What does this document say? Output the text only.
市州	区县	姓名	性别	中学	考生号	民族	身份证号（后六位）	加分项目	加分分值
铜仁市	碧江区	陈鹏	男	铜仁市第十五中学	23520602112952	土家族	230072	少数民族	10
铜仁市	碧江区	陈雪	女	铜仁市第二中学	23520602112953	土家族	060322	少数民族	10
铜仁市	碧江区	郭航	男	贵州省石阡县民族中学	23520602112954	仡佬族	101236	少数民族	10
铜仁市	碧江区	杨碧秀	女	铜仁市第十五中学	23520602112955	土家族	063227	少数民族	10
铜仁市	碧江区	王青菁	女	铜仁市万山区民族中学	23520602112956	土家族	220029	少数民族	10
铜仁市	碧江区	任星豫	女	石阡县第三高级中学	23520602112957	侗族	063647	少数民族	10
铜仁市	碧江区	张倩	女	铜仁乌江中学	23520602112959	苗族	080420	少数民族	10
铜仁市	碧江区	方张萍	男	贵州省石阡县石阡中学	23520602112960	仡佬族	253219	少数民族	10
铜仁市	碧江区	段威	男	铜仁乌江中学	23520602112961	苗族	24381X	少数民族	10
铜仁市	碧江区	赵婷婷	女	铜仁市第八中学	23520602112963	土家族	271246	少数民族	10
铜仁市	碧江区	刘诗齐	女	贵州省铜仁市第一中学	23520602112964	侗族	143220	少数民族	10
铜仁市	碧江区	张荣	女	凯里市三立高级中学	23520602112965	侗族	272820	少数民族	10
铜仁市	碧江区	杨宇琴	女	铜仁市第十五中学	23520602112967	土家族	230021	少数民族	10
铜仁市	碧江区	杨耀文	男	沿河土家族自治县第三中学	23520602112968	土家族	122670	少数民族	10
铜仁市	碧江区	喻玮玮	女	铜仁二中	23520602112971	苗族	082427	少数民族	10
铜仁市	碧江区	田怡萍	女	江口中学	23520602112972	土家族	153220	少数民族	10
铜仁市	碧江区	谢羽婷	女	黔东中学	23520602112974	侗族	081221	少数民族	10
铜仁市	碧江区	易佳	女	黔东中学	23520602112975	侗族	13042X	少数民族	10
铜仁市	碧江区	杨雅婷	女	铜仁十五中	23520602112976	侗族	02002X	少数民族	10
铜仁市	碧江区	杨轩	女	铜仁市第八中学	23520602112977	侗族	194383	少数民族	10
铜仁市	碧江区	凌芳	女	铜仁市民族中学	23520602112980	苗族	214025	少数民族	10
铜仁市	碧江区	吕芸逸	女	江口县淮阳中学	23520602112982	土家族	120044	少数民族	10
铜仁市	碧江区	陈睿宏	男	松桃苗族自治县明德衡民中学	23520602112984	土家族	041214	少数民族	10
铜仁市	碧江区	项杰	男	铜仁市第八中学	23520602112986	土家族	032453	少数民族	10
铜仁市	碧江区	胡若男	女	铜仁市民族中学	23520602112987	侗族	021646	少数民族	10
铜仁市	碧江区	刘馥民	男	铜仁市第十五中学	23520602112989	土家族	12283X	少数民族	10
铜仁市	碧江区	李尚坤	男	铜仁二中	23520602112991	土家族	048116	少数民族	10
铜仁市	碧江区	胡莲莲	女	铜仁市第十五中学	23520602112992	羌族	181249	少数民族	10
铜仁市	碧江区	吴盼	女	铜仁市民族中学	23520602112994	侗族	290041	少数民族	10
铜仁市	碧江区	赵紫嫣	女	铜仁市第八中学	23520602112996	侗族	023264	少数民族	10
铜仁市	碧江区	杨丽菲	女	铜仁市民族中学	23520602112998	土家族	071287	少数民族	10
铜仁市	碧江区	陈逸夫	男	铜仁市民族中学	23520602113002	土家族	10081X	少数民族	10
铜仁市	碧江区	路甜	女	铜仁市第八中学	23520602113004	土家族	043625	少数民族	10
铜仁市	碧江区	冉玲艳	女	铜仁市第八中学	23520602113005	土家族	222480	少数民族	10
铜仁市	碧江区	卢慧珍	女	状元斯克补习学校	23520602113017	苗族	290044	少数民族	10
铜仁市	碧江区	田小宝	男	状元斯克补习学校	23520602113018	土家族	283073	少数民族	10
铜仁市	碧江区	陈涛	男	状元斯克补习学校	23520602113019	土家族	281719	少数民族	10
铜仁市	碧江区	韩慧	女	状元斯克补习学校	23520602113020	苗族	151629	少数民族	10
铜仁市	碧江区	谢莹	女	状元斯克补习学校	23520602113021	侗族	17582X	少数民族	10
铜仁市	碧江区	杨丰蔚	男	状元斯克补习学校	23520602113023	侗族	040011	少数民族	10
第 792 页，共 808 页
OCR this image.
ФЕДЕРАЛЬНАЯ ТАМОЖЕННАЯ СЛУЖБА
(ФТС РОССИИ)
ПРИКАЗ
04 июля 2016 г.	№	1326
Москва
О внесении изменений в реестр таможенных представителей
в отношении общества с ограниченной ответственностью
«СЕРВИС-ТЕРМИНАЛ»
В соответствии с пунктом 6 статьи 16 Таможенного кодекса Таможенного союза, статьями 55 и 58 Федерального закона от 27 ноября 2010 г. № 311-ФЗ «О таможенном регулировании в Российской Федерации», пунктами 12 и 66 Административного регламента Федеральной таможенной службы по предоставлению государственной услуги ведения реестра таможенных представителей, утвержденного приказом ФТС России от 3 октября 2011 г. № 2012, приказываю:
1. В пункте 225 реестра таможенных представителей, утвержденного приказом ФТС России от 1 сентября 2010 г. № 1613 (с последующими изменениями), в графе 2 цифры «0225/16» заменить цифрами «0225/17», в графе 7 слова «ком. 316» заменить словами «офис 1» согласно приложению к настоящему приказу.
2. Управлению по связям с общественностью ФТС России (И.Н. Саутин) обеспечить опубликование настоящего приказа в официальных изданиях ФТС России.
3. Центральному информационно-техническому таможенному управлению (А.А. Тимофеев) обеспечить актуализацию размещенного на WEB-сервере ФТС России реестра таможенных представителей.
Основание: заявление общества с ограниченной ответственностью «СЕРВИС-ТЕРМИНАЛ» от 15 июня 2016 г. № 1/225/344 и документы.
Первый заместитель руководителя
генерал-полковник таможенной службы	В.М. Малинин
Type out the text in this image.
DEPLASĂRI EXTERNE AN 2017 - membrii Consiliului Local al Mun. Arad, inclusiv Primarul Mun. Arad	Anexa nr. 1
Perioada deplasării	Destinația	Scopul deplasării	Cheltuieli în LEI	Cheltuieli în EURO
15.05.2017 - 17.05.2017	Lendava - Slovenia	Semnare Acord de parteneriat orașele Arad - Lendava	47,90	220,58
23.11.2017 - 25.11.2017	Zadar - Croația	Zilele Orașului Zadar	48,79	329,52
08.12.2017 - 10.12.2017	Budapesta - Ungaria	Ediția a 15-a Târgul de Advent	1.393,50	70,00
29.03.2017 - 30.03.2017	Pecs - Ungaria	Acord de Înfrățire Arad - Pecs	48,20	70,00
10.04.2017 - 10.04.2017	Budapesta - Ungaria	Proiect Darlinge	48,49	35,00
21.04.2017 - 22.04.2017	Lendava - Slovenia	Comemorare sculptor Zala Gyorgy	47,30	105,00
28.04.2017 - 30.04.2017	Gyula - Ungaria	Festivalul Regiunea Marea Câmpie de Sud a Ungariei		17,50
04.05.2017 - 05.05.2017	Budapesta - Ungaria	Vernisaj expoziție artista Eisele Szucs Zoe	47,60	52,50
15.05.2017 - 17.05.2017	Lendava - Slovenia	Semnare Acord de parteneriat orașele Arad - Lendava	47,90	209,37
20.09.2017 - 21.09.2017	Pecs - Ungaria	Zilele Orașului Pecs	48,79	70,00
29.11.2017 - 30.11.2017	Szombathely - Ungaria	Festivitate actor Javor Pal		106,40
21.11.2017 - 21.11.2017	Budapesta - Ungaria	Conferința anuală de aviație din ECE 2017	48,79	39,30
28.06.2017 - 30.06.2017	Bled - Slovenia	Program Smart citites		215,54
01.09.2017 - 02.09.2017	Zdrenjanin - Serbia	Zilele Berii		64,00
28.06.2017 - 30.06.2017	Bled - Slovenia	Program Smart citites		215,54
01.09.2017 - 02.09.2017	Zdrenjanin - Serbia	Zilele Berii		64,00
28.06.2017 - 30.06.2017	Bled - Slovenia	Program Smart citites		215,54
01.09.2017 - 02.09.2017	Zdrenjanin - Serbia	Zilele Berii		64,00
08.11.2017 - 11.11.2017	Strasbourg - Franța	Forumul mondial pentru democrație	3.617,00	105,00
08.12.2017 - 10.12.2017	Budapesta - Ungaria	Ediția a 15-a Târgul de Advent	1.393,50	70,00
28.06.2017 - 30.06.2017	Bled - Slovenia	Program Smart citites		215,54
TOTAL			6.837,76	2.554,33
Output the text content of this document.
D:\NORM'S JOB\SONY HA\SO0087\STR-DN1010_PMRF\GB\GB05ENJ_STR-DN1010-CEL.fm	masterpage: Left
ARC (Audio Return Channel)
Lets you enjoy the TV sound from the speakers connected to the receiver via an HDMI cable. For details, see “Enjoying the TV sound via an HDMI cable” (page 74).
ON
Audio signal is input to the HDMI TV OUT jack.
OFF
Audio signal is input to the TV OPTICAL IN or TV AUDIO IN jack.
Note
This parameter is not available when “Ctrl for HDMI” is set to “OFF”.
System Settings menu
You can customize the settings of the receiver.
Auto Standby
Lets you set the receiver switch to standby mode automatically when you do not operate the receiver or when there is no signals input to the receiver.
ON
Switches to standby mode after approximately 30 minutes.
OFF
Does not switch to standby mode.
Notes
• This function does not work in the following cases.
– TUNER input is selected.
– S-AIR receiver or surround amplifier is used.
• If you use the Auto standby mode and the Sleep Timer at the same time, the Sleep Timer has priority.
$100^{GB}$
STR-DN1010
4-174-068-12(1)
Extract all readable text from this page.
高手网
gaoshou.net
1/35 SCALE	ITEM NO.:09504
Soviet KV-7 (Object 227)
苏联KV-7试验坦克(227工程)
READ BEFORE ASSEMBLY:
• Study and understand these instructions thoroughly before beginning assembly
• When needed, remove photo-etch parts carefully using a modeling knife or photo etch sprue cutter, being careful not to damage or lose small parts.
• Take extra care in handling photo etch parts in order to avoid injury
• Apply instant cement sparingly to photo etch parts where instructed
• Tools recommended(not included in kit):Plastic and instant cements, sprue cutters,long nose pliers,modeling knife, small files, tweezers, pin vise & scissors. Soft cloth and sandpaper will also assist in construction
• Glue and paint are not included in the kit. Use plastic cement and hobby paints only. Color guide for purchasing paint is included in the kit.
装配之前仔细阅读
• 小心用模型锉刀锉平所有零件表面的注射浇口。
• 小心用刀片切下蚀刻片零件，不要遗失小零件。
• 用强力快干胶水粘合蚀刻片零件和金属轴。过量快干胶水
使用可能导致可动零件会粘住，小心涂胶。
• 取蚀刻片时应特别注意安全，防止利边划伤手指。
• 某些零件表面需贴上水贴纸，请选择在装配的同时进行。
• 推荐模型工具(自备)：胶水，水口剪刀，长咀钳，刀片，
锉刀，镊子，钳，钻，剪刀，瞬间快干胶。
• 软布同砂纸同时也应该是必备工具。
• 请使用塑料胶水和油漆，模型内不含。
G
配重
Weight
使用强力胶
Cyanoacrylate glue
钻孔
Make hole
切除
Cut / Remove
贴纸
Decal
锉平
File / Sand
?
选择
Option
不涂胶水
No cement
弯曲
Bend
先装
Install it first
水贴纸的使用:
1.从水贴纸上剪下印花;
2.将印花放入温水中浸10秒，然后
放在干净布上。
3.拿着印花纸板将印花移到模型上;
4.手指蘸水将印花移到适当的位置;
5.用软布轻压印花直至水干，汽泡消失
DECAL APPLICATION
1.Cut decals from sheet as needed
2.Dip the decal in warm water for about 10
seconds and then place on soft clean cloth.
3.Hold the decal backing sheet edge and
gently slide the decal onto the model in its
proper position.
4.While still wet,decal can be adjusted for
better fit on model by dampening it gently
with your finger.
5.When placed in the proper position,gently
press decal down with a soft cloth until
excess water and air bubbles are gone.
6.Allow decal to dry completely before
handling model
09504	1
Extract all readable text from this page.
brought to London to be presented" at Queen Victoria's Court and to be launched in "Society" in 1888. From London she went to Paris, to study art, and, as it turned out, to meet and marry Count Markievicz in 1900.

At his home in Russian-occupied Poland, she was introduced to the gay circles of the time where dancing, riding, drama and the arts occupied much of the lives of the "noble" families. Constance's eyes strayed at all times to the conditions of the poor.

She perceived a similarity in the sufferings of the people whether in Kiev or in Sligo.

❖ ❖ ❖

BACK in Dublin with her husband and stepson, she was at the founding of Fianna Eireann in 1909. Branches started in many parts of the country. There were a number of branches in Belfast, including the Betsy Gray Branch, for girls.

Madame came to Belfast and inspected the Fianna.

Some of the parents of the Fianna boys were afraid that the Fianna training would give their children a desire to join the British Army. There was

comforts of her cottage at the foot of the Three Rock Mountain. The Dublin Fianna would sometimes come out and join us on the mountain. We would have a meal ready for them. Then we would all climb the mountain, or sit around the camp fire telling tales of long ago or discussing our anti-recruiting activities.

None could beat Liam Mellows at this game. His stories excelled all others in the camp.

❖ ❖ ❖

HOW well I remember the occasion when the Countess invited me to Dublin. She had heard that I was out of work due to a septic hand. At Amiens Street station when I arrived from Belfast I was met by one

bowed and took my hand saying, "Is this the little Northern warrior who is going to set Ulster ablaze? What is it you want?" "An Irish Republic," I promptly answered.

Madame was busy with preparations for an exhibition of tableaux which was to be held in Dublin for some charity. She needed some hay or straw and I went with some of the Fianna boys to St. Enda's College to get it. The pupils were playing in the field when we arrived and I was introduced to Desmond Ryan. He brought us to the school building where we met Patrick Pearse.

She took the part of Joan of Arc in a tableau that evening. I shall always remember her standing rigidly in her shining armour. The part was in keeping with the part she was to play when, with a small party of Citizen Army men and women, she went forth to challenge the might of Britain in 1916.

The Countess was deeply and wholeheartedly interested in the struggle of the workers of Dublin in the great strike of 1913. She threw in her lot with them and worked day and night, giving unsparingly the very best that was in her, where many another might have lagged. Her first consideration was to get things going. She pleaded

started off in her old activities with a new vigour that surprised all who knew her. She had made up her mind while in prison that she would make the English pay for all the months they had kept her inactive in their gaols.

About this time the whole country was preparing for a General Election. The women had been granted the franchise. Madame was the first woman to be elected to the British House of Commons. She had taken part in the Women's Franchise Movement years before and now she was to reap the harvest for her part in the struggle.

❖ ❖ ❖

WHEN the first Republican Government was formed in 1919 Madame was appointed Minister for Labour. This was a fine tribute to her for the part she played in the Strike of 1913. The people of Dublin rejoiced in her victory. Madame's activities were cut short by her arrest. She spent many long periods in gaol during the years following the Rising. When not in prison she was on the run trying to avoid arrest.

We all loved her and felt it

********

## Stated task
Copy out every line where the word "with" occurs.

## Written solution
with your finger.
press decal down with a soft cloth until
BACK in Dublin with her husband and stepson, she was at the founding of Fianna Eireann in 1909. Branches started in many parts of the country. There were a number of branches in Belfast, including the Betsy Gray Branch, for girls.
Madame was busy with preparations for an exhibition of tableaux which was to be held in Dublin for some charity. She needed some hay or straw and I went with some of the Fianna boys to St. Enda's College to get it. The pupils were playing in the field when we arrived and I was introduced to Desmond Ryan. He brought us to the school building where we met Patrick Pearse.
She took the part of Joan of Arc in a tableau that evening. I shall always remember her standing rigidly in her shining armour. The part was in keeping with the part she was to play when, with a small party of Citizen Army men and women, she went forth to challenge the might of Britain in 1916.
The Countess was deeply and wholeheartedly interested in the struggle of the workers of Dublin in the great strike of 1913. She threw in her lot with them and worked day and night, giving unsparingly the very best that was in her, where many another might have lagged. Her first consideration was to get things going. She pleaded
started off in her old activities with a new vigour that surprised all who knew her. She had made up her mind while in prison that she would make the English pay for all the months they had kept her inactive in their gaols.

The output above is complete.